--- The exercise ---
Identify every line in the records below that contains the word "this", and copy each of those lines.

━━━

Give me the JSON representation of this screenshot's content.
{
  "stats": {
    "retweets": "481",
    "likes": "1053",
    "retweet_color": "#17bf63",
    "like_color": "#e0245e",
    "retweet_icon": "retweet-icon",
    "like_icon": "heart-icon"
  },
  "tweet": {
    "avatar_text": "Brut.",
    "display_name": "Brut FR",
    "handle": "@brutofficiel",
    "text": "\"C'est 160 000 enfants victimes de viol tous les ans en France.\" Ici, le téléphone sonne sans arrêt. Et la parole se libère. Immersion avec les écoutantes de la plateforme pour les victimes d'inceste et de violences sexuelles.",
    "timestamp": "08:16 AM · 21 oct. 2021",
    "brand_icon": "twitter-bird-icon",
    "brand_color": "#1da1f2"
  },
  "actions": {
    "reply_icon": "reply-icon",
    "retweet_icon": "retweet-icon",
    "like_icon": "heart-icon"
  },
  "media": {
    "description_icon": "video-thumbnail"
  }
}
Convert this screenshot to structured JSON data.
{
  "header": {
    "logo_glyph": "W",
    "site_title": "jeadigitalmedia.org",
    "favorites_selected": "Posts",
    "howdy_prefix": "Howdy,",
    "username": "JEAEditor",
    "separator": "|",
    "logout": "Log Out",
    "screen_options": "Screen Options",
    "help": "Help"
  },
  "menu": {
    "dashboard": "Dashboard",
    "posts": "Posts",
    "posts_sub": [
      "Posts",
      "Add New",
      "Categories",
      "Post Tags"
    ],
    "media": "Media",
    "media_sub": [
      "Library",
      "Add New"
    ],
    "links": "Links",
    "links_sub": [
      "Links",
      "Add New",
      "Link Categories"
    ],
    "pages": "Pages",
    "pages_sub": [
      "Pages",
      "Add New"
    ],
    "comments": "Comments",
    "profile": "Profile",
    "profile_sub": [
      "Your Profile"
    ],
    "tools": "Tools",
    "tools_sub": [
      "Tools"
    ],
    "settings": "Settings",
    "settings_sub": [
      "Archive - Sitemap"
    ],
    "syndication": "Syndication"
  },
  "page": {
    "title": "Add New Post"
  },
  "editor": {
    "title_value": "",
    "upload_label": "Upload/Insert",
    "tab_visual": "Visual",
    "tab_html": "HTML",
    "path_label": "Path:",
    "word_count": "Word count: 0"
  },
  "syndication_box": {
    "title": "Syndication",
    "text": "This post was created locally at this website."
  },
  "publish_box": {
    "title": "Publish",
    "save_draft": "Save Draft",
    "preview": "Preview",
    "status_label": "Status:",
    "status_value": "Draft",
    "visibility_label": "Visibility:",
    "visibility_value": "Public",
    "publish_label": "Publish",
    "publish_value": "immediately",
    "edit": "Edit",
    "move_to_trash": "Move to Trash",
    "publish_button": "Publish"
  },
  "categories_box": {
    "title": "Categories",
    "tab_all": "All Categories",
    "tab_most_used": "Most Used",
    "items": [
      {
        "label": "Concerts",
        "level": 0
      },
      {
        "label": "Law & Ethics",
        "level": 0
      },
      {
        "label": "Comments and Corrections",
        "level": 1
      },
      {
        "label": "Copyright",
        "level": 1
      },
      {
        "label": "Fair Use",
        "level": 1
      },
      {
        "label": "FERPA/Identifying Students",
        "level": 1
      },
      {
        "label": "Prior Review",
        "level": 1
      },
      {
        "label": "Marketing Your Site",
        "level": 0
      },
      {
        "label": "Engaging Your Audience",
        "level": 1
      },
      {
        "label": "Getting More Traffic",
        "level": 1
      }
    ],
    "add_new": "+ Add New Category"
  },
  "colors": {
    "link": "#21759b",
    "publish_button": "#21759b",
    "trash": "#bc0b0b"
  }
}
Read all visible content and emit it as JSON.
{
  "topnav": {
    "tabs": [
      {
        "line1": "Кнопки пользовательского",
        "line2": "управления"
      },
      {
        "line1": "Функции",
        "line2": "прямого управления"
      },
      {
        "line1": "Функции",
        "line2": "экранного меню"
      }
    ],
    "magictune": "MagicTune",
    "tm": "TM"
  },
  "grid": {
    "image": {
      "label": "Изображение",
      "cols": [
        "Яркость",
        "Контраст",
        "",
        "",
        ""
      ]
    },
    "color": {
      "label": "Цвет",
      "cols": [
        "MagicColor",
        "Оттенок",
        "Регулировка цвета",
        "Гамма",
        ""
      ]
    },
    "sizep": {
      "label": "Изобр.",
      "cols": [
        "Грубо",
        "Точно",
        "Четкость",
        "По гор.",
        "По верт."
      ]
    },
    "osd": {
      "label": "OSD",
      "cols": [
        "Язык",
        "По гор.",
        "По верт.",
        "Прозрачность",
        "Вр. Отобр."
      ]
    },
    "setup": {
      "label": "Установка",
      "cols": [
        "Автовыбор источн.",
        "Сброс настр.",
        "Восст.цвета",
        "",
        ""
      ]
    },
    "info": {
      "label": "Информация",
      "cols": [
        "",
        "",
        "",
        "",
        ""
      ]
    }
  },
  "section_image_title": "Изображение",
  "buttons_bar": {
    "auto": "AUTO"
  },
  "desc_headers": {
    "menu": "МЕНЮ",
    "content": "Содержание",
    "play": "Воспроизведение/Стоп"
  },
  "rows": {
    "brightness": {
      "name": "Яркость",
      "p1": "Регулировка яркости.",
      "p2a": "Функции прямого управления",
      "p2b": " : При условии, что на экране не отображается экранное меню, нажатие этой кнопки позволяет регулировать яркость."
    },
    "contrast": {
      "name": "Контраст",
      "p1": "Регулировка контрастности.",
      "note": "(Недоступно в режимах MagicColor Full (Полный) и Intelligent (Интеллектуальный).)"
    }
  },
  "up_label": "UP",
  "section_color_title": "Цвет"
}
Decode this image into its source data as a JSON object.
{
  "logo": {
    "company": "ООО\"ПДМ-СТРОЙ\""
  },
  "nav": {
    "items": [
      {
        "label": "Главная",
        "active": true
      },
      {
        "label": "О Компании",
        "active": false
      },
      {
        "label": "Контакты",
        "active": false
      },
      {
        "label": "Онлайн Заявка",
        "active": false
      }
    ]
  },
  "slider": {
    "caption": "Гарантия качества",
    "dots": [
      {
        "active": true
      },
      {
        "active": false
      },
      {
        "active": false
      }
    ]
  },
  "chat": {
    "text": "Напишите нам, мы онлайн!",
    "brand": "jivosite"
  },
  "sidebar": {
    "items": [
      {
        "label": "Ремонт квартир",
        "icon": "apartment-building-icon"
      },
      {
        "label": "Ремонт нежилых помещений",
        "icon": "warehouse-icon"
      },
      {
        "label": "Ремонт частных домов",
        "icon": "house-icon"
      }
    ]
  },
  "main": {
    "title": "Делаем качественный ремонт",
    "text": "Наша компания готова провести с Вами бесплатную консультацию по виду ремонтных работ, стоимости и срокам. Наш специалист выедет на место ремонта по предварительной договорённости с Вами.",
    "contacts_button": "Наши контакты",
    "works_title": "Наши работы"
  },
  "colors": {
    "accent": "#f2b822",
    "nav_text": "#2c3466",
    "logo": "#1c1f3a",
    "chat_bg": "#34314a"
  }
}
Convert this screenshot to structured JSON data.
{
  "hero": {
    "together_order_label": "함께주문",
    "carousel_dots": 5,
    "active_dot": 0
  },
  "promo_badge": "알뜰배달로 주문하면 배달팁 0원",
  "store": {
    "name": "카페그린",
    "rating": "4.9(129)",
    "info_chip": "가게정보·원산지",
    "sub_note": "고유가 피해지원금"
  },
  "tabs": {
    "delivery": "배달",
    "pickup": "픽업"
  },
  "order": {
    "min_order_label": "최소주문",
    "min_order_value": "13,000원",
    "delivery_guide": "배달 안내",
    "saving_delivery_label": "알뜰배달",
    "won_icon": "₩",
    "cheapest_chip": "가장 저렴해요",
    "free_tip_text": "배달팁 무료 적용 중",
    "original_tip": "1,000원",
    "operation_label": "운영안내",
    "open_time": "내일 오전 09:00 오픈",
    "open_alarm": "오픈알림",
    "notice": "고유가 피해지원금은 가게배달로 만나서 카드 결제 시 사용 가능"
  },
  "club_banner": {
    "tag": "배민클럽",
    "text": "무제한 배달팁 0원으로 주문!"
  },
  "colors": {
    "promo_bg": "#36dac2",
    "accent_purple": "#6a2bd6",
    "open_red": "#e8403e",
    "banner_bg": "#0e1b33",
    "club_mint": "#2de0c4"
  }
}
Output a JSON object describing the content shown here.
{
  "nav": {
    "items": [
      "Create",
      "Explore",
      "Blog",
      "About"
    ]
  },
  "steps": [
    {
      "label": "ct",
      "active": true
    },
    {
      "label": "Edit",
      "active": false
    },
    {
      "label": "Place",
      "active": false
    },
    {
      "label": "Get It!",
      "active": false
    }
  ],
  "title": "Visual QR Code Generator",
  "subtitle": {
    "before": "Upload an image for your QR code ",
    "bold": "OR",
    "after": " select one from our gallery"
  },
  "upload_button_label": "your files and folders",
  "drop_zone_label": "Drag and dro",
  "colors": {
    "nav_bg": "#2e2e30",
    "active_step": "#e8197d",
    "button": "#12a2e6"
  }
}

━━━

--- Solved problem ---
Give me the JSON representation of this screenshot's content.
Convert this screenshot to structured JSON data.
    "text": "This post was created locally at this website."
Decode this image into its source data as a JSON object.
Convert this screenshot to structured JSON data.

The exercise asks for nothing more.